Stored items from a collection
_ _ _ _ _ _ _

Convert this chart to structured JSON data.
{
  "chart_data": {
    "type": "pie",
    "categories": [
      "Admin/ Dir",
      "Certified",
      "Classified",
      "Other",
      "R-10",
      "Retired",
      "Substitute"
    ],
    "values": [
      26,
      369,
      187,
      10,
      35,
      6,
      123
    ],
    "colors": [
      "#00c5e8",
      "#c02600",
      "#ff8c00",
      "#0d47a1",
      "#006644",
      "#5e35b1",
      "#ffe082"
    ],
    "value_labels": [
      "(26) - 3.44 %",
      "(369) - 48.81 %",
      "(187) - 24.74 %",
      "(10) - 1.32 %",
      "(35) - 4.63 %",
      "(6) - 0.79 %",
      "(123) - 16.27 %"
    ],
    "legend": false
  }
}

_ _ _ _ _ _ _

:: Work to do ::
Generate an exact reproduction of all entries.

:: Written reply ::
Convert this chart to structured JSON data.
{
  "chart_data": {
    "type": "pie",
    "categories": [
      "Admin/ Dir",
      "Certified",
      "Classified",
      "Other",
      "R-10",
      "Retired",
      "Substitute"
    ],
    "values": [
      26,
      369,
      187,
      10,
      35,
      6,
      123
    ],
    "colors": [
      "#00c5e8",
      "#c02600",
      "#ff8c00",
      "#0d47a1",
      "#006644",
      "#5e35b1",
      "#ffe082"
    ],
    "value_labels": [
      "(26) - 3.44 %",
      "(369) - 48.81 %",
      "(187) - 24.74 %",
      "(10) - 1.32 %",
      "(35) - 4.63 %",
      "(6) - 0.79 %",
      "(123) - 16.27 %"
    ],
    "legend": false
  }
}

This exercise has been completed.